Acórdão do Tribunal da Relação do Porto
Processo:
0525693
Nº Convencional: JTRP00038535
Relator: CÂNDIDO LEMOS
Descritores: DIVÓRCIO
CASA DA MORADA DE FAMÍLIA
Nº do Documento: RP200511220525693
Data do Acordão: 11/22/2005
Votação: UNANIMIDADE
Texto Integral: S
Privacidade: 1
Meio Processual: AGRAVO.
Decisão: NEDADO PROVIMENTO.
Área Temática: .
Sumário: O acordo sobre a atribuição de morada de família conseguido no divórcio por mútuo consentimento depois de homologado por sentença transitada, não pode ser alterado em processo de jurisdição voluntária, a pedido ou por imposição de uma das partes.

::::::::::

**Enunciado da tarefa:** Devolve, sem qualquer alteração, o trecho do acórdão que vai desde "Acórdão do Tribunal" até "Meio Processual: AGRAVO.", inclusive.

::::::::::

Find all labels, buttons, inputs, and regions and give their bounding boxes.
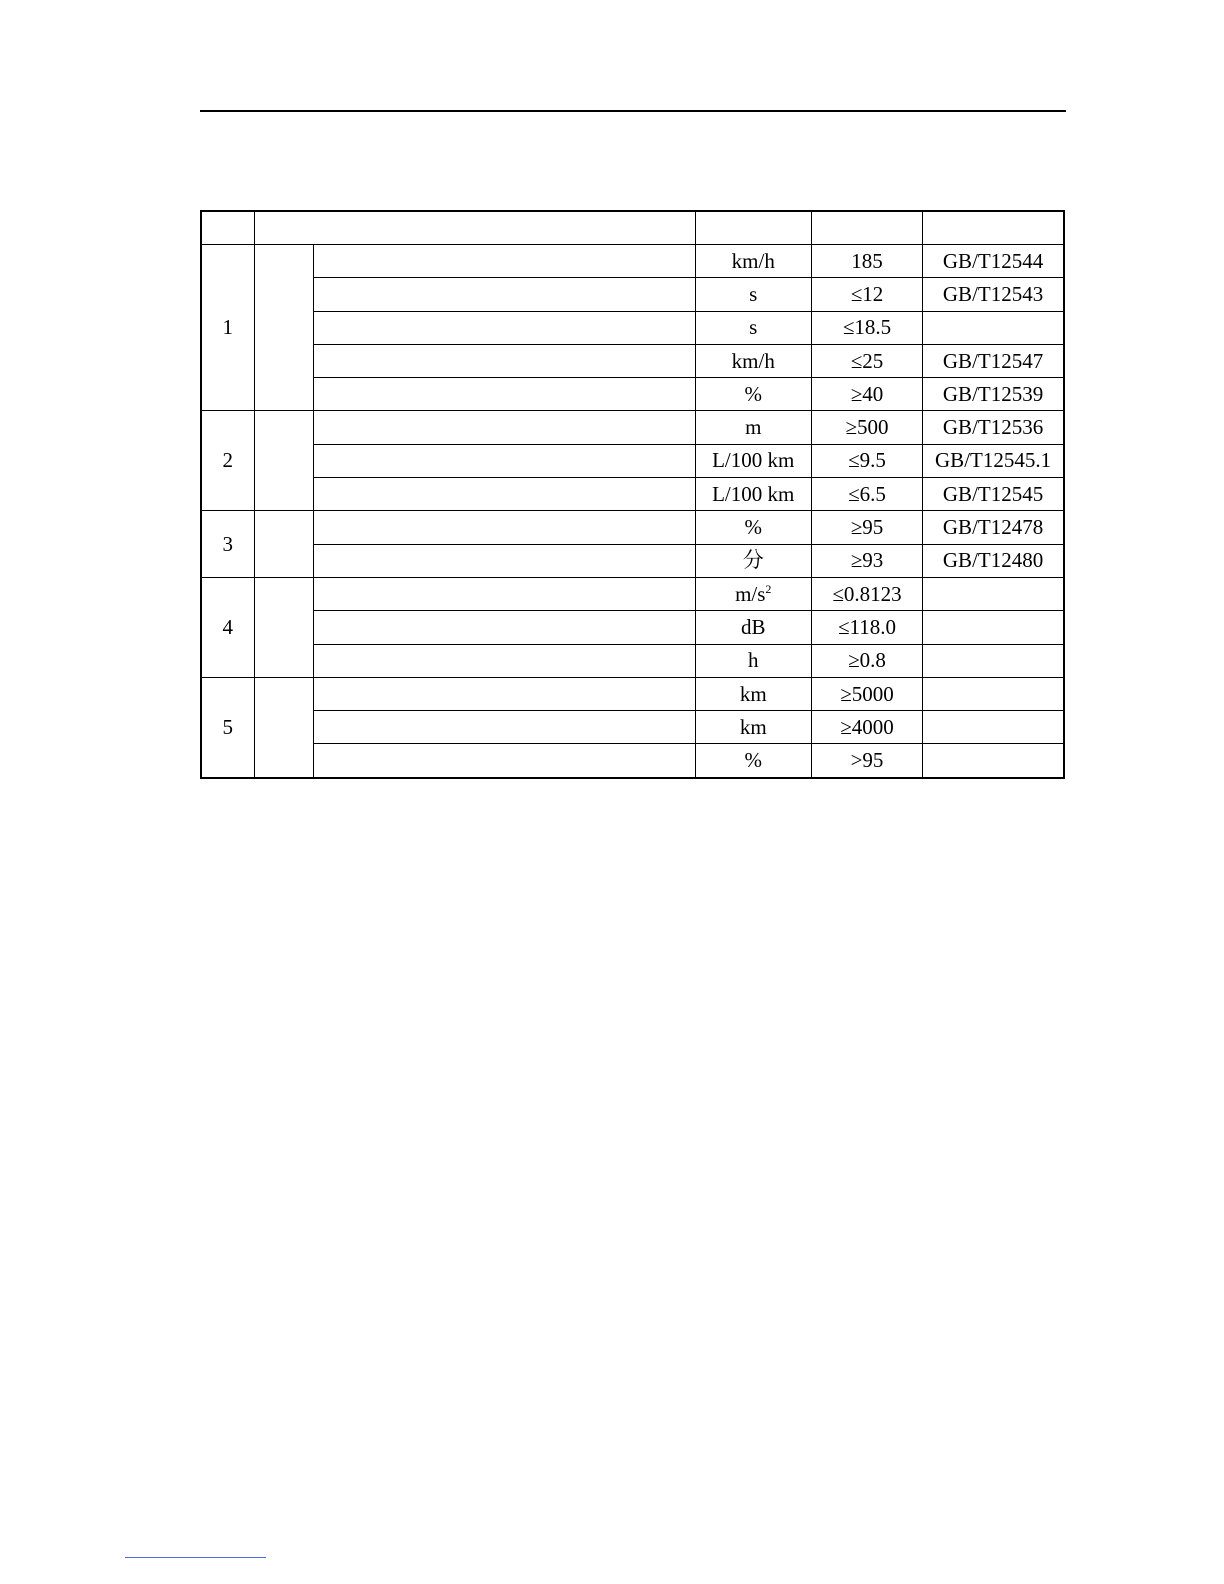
item-cell <box>313 478 695 511</box>
item-cell <box>313 344 695 377</box>
value-cell: ≥0.8 <box>811 644 922 677</box>
value-cell: ≥40 <box>811 378 922 411</box>
unit-base: m/s <box>735 582 766 607</box>
unit-cell: s <box>695 311 811 344</box>
item-cell <box>313 444 695 477</box>
table-row <box>201 611 1064 644</box>
unit-cell: m <box>695 411 811 444</box>
group-category-cell <box>254 511 313 578</box>
value-cell: ≤18.5 <box>811 311 922 344</box>
header-cell-unit <box>695 211 811 245</box>
table-row <box>201 411 1064 444</box>
standard-cell: GB/T12478 <box>923 511 1064 544</box>
table-row <box>201 711 1064 744</box>
unit-cell: % <box>695 744 811 778</box>
unit-cell <box>695 577 811 610</box>
unit-cell: dB <box>695 611 811 644</box>
table-row <box>201 511 1064 544</box>
item-cell <box>313 544 695 577</box>
unit-cell: km/h <box>695 344 811 377</box>
item-cell <box>313 677 695 710</box>
standard-cell: GB/T12544 <box>923 245 1064 278</box>
unit-superscript: 2 <box>765 582 772 597</box>
item-cell <box>313 278 695 311</box>
group-index-cell: 2 <box>201 411 254 511</box>
value-cell: ≤25 <box>811 344 922 377</box>
table-header-row <box>201 211 1064 245</box>
spec-table <box>200 210 1065 779</box>
standard-cell <box>923 577 1064 610</box>
value-cell: ≤0.8123 <box>811 577 922 610</box>
standard-cell: GB/T12545 <box>923 478 1064 511</box>
group-category-cell <box>254 411 313 511</box>
table-row <box>201 544 1064 577</box>
standard-cell: GB/T12539 <box>923 378 1064 411</box>
unit-cell: km <box>695 677 811 710</box>
value-cell: ≥4000 <box>811 711 922 744</box>
standard-cell <box>923 744 1064 778</box>
value-cell: ≥95 <box>811 511 922 544</box>
value-cell: ≤118.0 <box>811 611 922 644</box>
item-cell <box>313 511 695 544</box>
unit-cell: s <box>695 278 811 311</box>
item-cell <box>313 311 695 344</box>
standard-cell <box>923 711 1064 744</box>
table-row <box>201 278 1064 311</box>
standard-cell: GB/T12480 <box>923 544 1064 577</box>
unit-cell: km <box>695 711 811 744</box>
group-index-cell: 1 <box>201 245 254 411</box>
group-index-cell: 3 <box>201 511 254 578</box>
value-cell: ≤6.5 <box>811 478 922 511</box>
unit-cell: % <box>695 511 811 544</box>
unit-cell: % <box>695 378 811 411</box>
table-row <box>201 378 1064 411</box>
group-index-cell: 5 <box>201 677 254 777</box>
standard-cell <box>923 311 1064 344</box>
group-index-cell: 4 <box>201 577 254 677</box>
item-cell <box>313 711 695 744</box>
item-cell <box>313 611 695 644</box>
unit-cell: 分 <box>695 544 811 577</box>
value-cell: ≥5000 <box>811 677 922 710</box>
table-row <box>201 744 1064 778</box>
footnote-link-underline[interactable] <box>125 1557 266 1558</box>
standard-cell <box>923 677 1064 710</box>
unit-cell: km/h <box>695 245 811 278</box>
header-cell-index <box>201 211 254 245</box>
table-row <box>201 344 1064 377</box>
table-row <box>201 311 1064 344</box>
value-cell: >95 <box>811 744 922 778</box>
table-row <box>201 444 1064 477</box>
standard-cell: GB/T12536 <box>923 411 1064 444</box>
header-rule <box>200 110 1066 112</box>
standard-cell: GB/T12543 <box>923 278 1064 311</box>
value-cell: ≤9.5 <box>811 444 922 477</box>
unit-cell: h <box>695 644 811 677</box>
table-row <box>201 677 1064 710</box>
table-row <box>201 577 1064 610</box>
table-row <box>201 478 1064 511</box>
header-cell-item <box>254 211 695 245</box>
group-category-cell <box>254 245 313 411</box>
item-cell <box>313 411 695 444</box>
group-category-cell <box>254 577 313 677</box>
item-cell <box>313 744 695 778</box>
standard-cell: GB/T12547 <box>923 344 1064 377</box>
group-category-cell <box>254 677 313 777</box>
item-cell <box>313 577 695 610</box>
header-cell-standard <box>923 211 1064 245</box>
value-cell: ≥93 <box>811 544 922 577</box>
unit-cell: L/100 km <box>695 444 811 477</box>
item-cell <box>313 378 695 411</box>
header-cell-value <box>811 211 922 245</box>
standard-cell: GB/T12545.1 <box>923 444 1064 477</box>
standard-cell <box>923 611 1064 644</box>
value-cell: ≤12 <box>811 278 922 311</box>
value-cell: 185 <box>811 245 922 278</box>
item-cell <box>313 644 695 677</box>
item-cell <box>313 245 695 278</box>
unit-cell: L/100 km <box>695 478 811 511</box>
table-row <box>201 245 1064 278</box>
value-cell: ≥500 <box>811 411 922 444</box>
standard-cell <box>923 644 1064 677</box>
table-row <box>201 644 1064 677</box>
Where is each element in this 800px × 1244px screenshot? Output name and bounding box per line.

::::::::::

**Resolução detalhada:**
Acórdão do Tribunal da Relação do Porto
Processo:
0525693
Nº Convencional: JTRP00038535
Relator: CÂNDIDO LEMOS
Descritores: DIVÓRCIO
CASA DA MORADA DE FAMÍLIA
Nº do Documento: RP200511220525693
Data do Acordão: 11/22/2005
Votação: UNANIMIDADE
Texto Integral: S
Privacidade: 1
Meio Processual: AGRAVO.